(Dataset excerpt)
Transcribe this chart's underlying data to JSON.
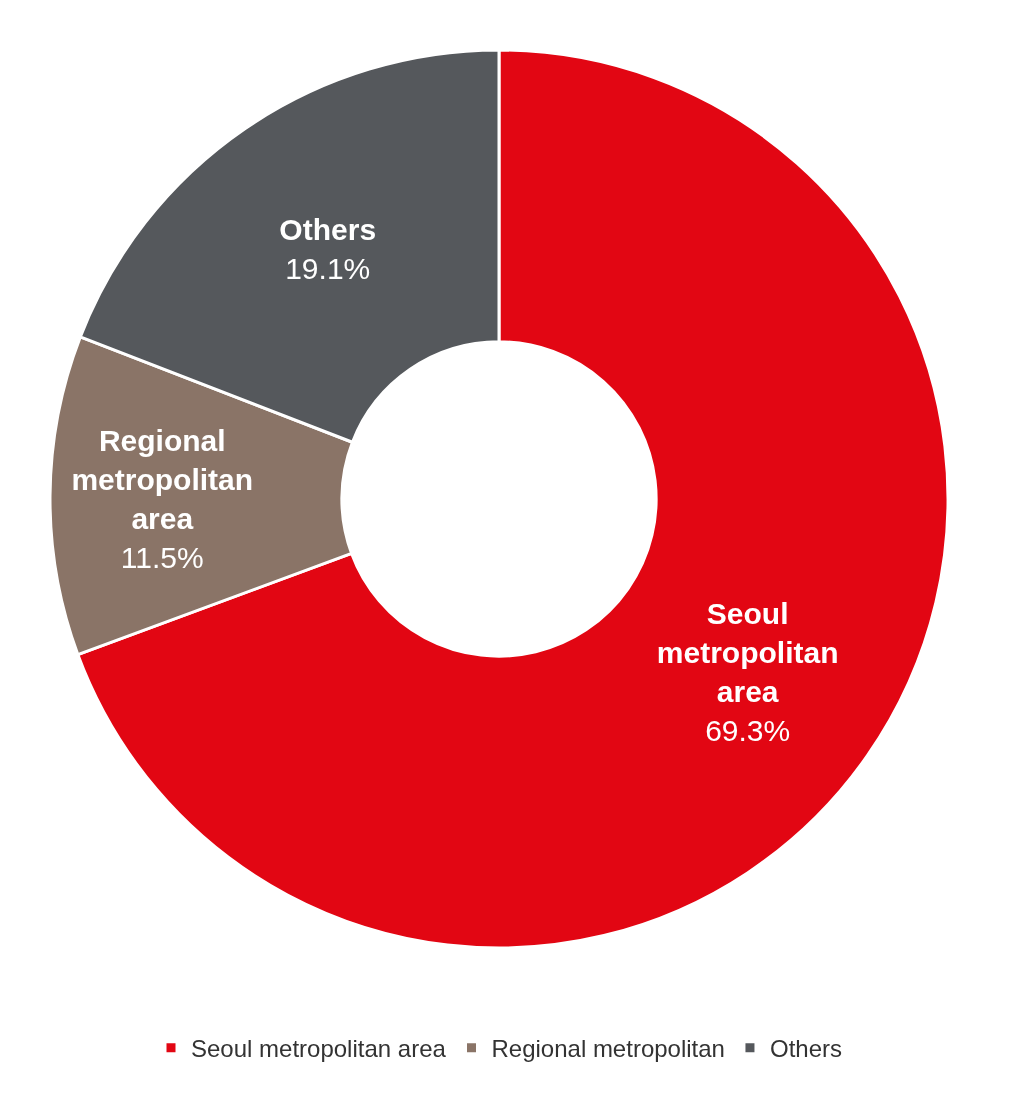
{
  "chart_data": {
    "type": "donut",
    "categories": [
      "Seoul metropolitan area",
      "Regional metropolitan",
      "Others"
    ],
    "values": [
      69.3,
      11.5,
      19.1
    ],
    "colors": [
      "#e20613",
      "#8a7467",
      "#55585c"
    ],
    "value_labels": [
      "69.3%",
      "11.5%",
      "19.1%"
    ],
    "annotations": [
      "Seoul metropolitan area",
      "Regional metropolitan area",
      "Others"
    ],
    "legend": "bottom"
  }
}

* * *

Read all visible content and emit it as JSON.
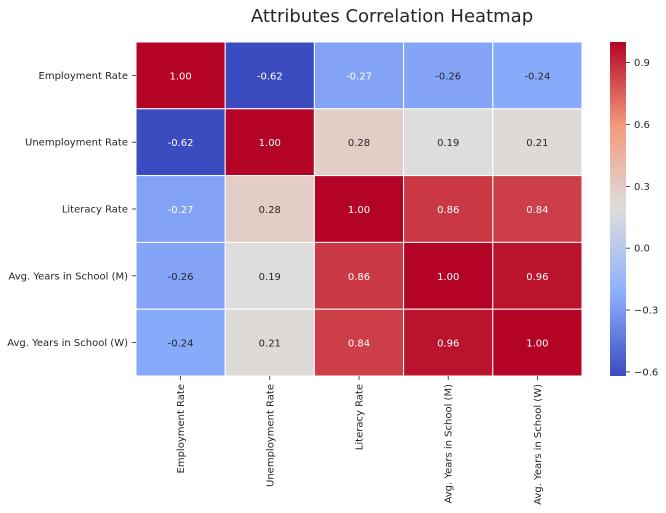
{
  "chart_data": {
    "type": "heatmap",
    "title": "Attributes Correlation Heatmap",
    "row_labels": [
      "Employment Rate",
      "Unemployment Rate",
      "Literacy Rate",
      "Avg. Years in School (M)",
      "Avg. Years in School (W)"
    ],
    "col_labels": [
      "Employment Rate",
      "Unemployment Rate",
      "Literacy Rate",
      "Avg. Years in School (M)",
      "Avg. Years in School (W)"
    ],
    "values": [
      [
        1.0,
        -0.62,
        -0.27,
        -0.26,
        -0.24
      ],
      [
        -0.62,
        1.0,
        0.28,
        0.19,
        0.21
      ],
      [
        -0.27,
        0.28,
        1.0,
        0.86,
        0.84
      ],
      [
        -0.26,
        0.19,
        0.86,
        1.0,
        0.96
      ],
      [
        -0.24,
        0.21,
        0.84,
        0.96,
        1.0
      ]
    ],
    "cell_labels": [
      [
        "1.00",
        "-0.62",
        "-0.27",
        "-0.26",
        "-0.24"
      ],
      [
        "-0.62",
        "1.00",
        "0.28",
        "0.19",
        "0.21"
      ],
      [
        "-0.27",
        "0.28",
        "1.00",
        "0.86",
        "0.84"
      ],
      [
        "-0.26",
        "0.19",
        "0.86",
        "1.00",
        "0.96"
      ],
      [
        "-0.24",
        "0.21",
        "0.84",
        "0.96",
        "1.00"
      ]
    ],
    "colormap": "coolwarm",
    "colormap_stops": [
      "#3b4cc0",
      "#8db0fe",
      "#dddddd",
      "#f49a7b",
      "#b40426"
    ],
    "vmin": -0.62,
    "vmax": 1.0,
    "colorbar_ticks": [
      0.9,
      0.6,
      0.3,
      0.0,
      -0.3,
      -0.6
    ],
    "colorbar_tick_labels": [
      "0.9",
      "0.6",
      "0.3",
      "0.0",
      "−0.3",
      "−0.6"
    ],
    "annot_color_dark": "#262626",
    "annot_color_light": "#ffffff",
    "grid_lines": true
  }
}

What is needed.
The word "metropolitan" appears in how many lines of the records? Give the number only.

The solution.
4